Records excerpted from a collection:

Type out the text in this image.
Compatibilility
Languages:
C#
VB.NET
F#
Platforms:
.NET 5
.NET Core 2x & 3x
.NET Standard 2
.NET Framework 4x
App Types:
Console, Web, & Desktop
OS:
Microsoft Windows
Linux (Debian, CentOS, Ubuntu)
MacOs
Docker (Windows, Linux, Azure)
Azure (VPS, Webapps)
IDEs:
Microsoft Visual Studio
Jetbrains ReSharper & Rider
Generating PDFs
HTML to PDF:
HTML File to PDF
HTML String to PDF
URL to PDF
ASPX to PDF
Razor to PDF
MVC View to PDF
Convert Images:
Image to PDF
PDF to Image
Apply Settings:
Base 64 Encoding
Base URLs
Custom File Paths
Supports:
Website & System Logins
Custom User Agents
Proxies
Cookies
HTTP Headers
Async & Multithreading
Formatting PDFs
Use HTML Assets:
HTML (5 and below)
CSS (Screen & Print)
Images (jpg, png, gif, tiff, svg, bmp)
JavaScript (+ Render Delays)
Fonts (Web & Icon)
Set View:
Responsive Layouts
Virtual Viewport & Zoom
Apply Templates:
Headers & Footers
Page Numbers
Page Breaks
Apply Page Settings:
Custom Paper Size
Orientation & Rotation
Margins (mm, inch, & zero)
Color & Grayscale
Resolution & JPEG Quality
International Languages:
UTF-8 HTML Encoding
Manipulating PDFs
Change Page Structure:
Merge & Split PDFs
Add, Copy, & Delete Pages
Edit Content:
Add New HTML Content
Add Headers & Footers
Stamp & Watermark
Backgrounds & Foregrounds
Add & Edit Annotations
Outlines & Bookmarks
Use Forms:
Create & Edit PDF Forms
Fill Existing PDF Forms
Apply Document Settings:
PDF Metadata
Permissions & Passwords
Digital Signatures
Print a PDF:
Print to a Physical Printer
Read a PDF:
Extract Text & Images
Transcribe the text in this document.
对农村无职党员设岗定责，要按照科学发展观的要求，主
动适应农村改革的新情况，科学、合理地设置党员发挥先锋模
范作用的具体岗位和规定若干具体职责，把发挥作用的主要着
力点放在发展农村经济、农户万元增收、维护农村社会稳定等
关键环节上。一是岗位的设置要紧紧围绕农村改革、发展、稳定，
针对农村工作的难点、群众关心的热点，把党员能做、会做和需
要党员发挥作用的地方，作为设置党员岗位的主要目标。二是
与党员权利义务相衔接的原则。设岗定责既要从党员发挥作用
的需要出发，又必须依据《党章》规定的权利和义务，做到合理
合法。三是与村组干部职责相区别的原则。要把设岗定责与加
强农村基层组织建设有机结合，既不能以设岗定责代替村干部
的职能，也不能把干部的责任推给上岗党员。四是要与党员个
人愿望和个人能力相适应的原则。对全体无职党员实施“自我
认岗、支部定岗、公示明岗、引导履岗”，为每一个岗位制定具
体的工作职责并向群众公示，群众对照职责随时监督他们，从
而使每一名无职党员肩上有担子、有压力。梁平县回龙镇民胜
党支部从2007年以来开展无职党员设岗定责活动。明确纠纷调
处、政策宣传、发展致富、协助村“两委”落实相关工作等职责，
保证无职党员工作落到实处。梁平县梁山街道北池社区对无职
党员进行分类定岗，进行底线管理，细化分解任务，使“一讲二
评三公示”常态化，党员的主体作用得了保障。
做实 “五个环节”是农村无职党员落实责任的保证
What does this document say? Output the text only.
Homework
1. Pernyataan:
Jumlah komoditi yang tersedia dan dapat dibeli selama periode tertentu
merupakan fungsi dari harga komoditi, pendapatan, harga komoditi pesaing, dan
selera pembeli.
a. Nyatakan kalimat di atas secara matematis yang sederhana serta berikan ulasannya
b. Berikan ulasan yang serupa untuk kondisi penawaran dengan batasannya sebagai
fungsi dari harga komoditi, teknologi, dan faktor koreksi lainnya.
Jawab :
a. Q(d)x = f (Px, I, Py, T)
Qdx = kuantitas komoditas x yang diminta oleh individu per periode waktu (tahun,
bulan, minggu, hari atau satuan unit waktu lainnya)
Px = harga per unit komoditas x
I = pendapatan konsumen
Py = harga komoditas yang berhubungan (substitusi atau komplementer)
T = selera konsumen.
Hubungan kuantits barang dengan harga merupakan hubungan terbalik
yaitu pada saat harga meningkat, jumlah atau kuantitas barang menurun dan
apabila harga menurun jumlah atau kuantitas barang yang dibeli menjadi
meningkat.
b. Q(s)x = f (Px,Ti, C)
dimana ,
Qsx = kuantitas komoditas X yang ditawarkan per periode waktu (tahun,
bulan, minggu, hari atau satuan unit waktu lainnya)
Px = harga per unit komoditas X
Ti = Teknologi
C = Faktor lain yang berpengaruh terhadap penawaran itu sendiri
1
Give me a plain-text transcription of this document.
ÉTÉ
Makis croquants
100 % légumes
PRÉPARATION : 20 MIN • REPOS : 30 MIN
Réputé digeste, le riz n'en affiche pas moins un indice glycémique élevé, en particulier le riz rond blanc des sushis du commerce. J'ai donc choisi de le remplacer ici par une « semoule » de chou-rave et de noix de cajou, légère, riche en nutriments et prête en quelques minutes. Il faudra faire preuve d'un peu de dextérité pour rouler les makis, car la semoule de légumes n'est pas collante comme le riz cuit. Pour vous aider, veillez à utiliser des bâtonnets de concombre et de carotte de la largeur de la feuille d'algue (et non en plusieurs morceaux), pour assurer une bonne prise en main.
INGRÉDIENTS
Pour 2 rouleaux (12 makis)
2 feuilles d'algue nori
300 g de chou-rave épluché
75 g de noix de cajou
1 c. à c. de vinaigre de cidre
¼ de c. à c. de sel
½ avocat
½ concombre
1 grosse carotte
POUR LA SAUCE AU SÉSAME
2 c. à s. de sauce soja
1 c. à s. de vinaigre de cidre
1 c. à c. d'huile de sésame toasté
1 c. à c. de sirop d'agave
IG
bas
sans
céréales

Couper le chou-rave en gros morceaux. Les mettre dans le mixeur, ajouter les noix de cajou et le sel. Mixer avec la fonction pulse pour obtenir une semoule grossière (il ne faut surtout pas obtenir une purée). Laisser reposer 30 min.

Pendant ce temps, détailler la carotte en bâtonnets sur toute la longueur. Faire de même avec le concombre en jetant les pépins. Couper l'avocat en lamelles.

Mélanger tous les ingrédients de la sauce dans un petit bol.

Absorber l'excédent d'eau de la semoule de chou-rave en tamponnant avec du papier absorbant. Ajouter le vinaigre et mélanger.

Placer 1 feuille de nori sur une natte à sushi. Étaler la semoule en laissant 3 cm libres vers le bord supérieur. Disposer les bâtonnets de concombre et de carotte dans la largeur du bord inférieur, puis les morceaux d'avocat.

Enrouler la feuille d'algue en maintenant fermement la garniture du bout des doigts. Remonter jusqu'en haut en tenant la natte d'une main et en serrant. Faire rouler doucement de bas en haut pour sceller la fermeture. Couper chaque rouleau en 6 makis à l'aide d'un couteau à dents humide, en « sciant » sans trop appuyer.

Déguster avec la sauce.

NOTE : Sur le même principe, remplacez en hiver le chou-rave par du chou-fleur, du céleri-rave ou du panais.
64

[Written problem] Reproduce each record exactly, leaving nothing out.

[Written response]
Type out the text in this image.
Compatibilility
Languages:
C#
VB.NET
F#
Platforms:
.NET 5
.NET Core 2x & 3x
.NET Standard 2
.NET Framework 4x
App Types:
Console, Web, & Desktop
OS:
Microsoft Windows
Linux (Debian, CentOS, Ubuntu)
MacOs
Docker (Windows, Linux, Azure)
Azure (VPS, Webapps)
IDEs:
Microsoft Visual Studio
Jetbrains ReSharper & Rider
Generating PDFs
HTML to PDF:
HTML File to PDF
HTML String to PDF
URL to PDF
ASPX to PDF
Razor to PDF
MVC View to PDF
Convert Images:
Image to PDF
PDF to Image
Apply Settings:
Base 64 Encoding
Base URLs
Custom File Paths
Supports:
Website & System Logins
Custom User Agents
Proxies
Cookies
HTTP Headers
Async & Multithreading
Formatting PDFs
Use HTML Assets:
HTML (5 and below)
CSS (Screen & Print)
Images (jpg, png, gif, tiff, svg, bmp)
JavaScript (+ Render Delays)
Fonts (Web & Icon)
Set View:
Responsive Layouts
Virtual Viewport & Zoom
Apply Templates:
Headers & Footers
Page Numbers
Page Breaks
Apply Page Settings:
Custom Paper Size
Orientation & Rotation
Margins (mm, inch, & zero)
Color & Grayscale
Resolution & JPEG Quality
International Languages:
UTF-8 HTML Encoding
Manipulating PDFs
Change Page Structure:
Merge & Split PDFs
Add, Copy, & Delete Pages
Edit Content:
Add New HTML Content
Add Headers & Footers
Stamp & Watermark
Backgrounds & Foregrounds
Add & Edit Annotations
Outlines & Bookmarks
Use Forms:
Create & Edit PDF Forms
Fill Existing PDF Forms
Apply Document Settings:
PDF Metadata
Permissions & Passwords
Digital Signatures
Print a PDF:
Print to a Physical Printer
Read a PDF:
Extract Text & Images
Transcribe the text in this document.
对农村无职党员设岗定责，要按照科学发展观的要求，主
动适应农村改革的新情况，科学、合理地设置党员发挥先锋模
范作用的具体岗位和规定若干具体职责，把发挥作用的主要着
力点放在发展农村经济、农户万元增收、维护农村社会稳定等
关键环节上。一是岗位的设置要紧紧围绕农村改革、发展、稳定，
针对农村工作的难点、群众关心的热点，把党员能做、会做和需
要党员发挥作用的地方，作为设置党员岗位的主要目标。二是
与党员权利义务相衔接的原则。设岗定责既要从党员发挥作用
的需要出发，又必须依据《党章》规定的权利和义务，做到合理
合法。三是与村组干部职责相区别的原则。要把设岗定责与加
强农村基层组织建设有机结合，既不能以设岗定责代替村干部
的职能，也不能把干部的责任推给上岗党员。四是要与党员个
人愿望和个人能力相适应的原则。对全体无职党员实施“自我
认岗、支部定岗、公示明岗、引导履岗”，为每一个岗位制定具
体的工作职责并向群众公示，群众对照职责随时监督他们，从
而使每一名无职党员肩上有担子、有压力。梁平县回龙镇民胜
党支部从2007年以来开展无职党员设岗定责活动。明确纠纷调
处、政策宣传、发展致富、协助村“两委”落实相关工作等职责，
保证无职党员工作落到实处。梁平县梁山街道北池社区对无职
党员进行分类定岗，进行底线管理，细化分解任务，使“一讲二
评三公示”常态化，党员的主体作用得了保障。
做实 “五个环节”是农村无职党员落实责任的保证
What does this document say? Output the text only.
Homework
1. Pernyataan:
Jumlah komoditi yang tersedia dan dapat dibeli selama periode tertentu
merupakan fungsi dari harga komoditi, pendapatan, harga komoditi pesaing, dan
selera pembeli.
a. Nyatakan kalimat di atas secara matematis yang sederhana serta berikan ulasannya
b. Berikan ulasan yang serupa untuk kondisi penawaran dengan batasannya sebagai
fungsi dari harga komoditi, teknologi, dan faktor koreksi lainnya.
Jawab :
a. Q(d)x = f (Px, I, Py, T)
Qdx = kuantitas komoditas x yang diminta oleh individu per periode waktu (tahun,
bulan, minggu, hari atau satuan unit waktu lainnya)
Px = harga per unit komoditas x
I = pendapatan konsumen
Py = harga komoditas yang berhubungan (substitusi atau komplementer)
T = selera konsumen.
Hubungan kuantits barang dengan harga merupakan hubungan terbalik
yaitu pada saat harga meningkat, jumlah atau kuantitas barang menurun dan
apabila harga menurun jumlah atau kuantitas barang yang dibeli menjadi
meningkat.
b. Q(s)x = f (Px,Ti, C)
dimana ,
Qsx = kuantitas komoditas X yang ditawarkan per periode waktu (tahun,
bulan, minggu, hari atau satuan unit waktu lainnya)
Px = harga per unit komoditas X
Ti = Teknologi
C = Faktor lain yang berpengaruh terhadap penawaran itu sendiri
1
Give me a plain-text transcription of this document.
ÉTÉ
Makis croquants
100 % légumes
PRÉPARATION : 20 MIN • REPOS : 30 MIN
Réputé digeste, le riz n'en affiche pas moins un indice glycémique élevé, en particulier le riz rond blanc des sushis du commerce. J'ai donc choisi de le remplacer ici par une « semoule » de chou-rave et de noix de cajou, légère, riche en nutriments et prête en quelques minutes. Il faudra faire preuve d'un peu de dextérité pour rouler les makis, car la semoule de légumes n'est pas collante comme le riz cuit. Pour vous aider, veillez à utiliser des bâtonnets de concombre et de carotte de la largeur de la feuille d'algue (et non en plusieurs morceaux), pour assurer une bonne prise en main.
INGRÉDIENTS
Pour 2 rouleaux (12 makis)
2 feuilles d'algue nori
300 g de chou-rave épluché
75 g de noix de cajou
1 c. à c. de vinaigre de cidre
¼ de c. à c. de sel
½ avocat
½ concombre
1 grosse carotte
POUR LA SAUCE AU SÉSAME
2 c. à s. de sauce soja
1 c. à s. de vinaigre de cidre
1 c. à c. d'huile de sésame toasté
1 c. à c. de sirop d'agave
IG
bas
sans
céréales

Couper le chou-rave en gros morceaux. Les mettre dans le mixeur, ajouter les noix de cajou et le sel. Mixer avec la fonction pulse pour obtenir une semoule grossière (il ne faut surtout pas obtenir une purée). Laisser reposer 30 min.

Pendant ce temps, détailler la carotte en bâtonnets sur toute la longueur. Faire de même avec le concombre en jetant les pépins. Couper l'avocat en lamelles.

Mélanger tous les ingrédients de la sauce dans un petit bol.

Absorber l'excédent d'eau de la semoule de chou-rave en tamponnant avec du papier absorbant. Ajouter le vinaigre et mélanger.

Placer 1 feuille de nori sur une natte à sushi. Étaler la semoule en laissant 3 cm libres vers le bord supérieur. Disposer les bâtonnets de concombre et de carotte dans la largeur du bord inférieur, puis les morceaux d'avocat.

Enrouler la feuille d'algue en maintenant fermement la garniture du bout des doigts. Remonter jusqu'en haut en tenant la natte d'une main et en serrant. Faire rouler doucement de bas en haut pour sceller la fermeture. Couper chaque rouleau en 6 makis à l'aide d'un couteau à dents humide, en « sciant » sans trop appuyer.

Déguster avec la sauce.

NOTE : Sur le même principe, remplacez en hiver le chou-rave par du chou-fleur, du céleri-rave ou du panais.
64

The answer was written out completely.